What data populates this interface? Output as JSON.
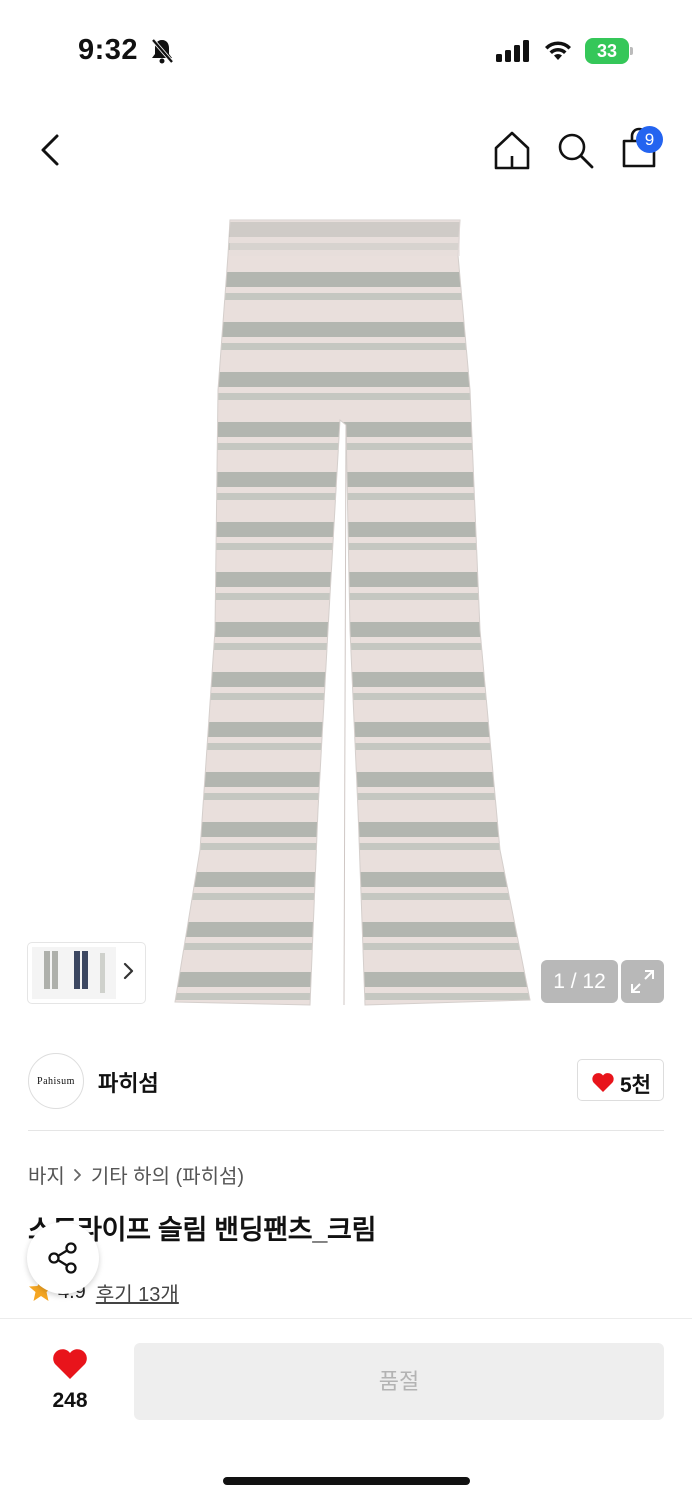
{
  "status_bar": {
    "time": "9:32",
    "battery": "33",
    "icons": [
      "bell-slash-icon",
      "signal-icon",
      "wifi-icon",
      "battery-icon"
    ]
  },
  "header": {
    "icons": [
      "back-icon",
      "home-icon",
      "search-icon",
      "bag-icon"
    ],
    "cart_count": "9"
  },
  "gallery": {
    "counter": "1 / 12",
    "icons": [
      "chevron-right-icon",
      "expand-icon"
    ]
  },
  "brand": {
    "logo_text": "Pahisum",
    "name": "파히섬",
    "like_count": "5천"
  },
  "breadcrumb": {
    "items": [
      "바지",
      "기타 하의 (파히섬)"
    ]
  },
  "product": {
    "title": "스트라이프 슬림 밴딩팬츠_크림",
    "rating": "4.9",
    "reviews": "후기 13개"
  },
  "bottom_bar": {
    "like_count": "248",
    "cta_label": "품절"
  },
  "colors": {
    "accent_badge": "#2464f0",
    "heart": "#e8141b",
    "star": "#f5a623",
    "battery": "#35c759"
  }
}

================================

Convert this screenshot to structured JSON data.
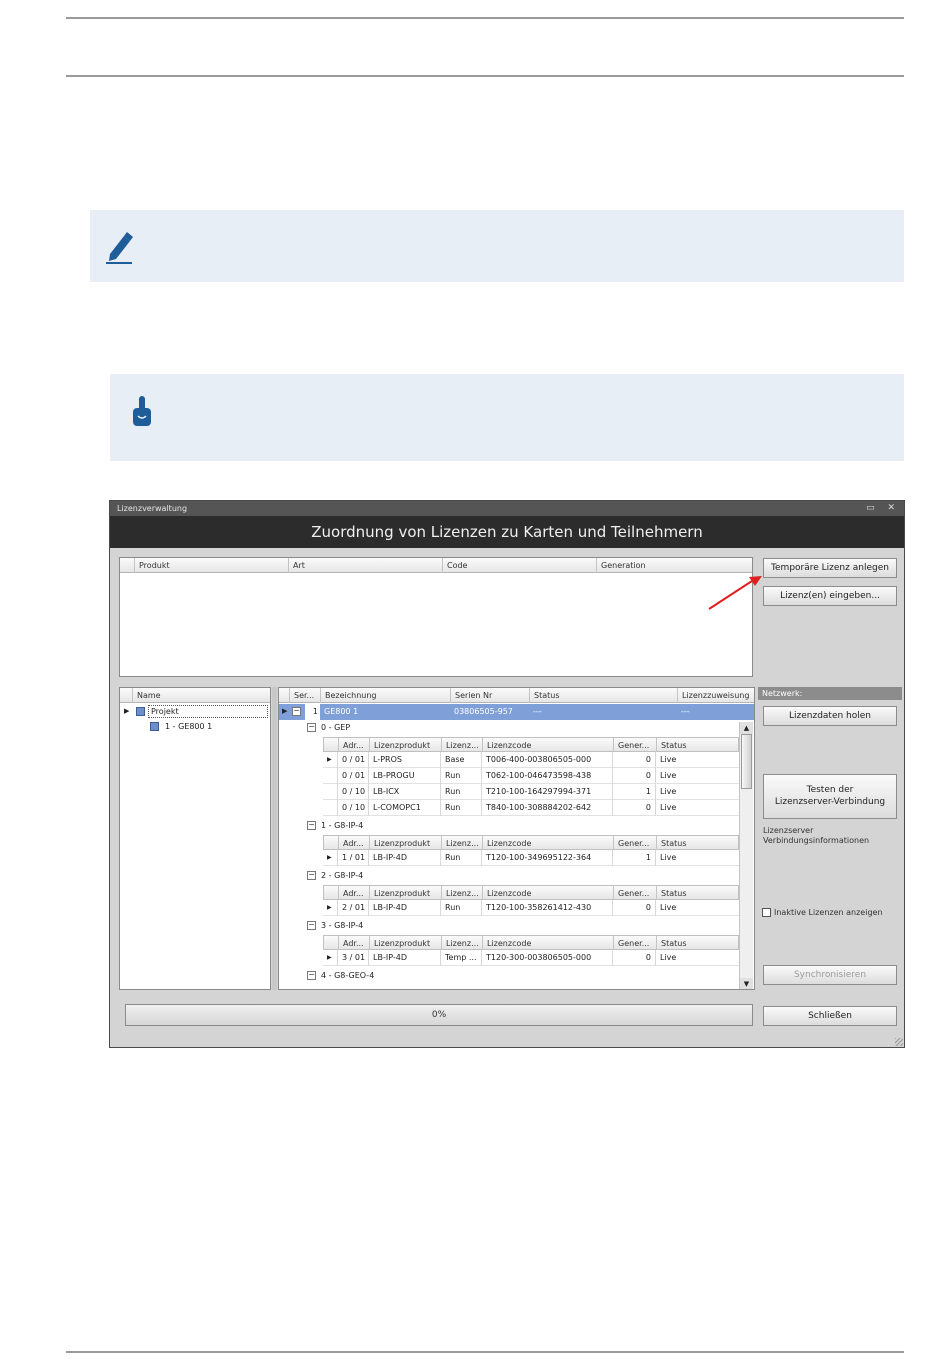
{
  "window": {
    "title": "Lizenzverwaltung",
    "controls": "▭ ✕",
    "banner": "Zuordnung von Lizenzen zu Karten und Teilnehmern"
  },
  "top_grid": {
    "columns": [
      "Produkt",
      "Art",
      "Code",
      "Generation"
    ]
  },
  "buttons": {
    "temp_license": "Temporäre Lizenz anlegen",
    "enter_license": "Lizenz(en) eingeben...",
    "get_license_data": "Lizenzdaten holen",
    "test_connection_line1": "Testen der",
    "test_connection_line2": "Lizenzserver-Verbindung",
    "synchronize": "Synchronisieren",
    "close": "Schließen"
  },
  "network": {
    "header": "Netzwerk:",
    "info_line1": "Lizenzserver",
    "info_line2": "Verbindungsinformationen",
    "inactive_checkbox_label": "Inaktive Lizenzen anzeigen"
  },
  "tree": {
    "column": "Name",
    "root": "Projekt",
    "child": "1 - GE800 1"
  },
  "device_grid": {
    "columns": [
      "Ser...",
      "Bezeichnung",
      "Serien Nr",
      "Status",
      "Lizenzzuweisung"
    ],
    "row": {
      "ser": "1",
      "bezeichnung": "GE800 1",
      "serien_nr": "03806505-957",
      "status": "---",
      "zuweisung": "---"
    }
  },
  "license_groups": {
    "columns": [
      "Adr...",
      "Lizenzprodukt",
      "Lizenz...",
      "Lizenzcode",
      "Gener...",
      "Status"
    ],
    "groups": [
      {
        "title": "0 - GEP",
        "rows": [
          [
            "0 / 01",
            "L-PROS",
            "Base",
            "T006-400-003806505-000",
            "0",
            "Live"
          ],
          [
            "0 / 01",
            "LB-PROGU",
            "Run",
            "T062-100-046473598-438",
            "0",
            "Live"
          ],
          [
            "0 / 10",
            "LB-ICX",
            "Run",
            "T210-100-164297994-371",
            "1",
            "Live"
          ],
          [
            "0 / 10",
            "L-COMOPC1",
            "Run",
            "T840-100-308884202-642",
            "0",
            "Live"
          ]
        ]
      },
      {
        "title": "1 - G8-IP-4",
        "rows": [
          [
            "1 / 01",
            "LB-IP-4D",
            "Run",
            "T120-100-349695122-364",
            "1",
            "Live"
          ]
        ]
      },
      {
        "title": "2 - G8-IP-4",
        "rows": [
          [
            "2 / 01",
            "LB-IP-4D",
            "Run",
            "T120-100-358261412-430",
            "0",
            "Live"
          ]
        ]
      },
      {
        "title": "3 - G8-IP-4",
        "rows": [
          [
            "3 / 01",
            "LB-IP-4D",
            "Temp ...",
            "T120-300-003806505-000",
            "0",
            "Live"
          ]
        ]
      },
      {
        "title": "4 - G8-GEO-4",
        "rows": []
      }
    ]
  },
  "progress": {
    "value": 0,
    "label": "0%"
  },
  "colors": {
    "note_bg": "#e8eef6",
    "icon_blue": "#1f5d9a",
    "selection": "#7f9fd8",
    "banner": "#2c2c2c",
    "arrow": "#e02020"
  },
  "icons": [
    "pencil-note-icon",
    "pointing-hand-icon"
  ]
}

================================

→ **What you should do**:
Review the preceding data and report every line that includes the string "Lizenzserver".

→ **Response to this exercise**:
    "test_connection_line2": "Lizenzserver-Verbindung",
    "info_line1": "Lizenzserver",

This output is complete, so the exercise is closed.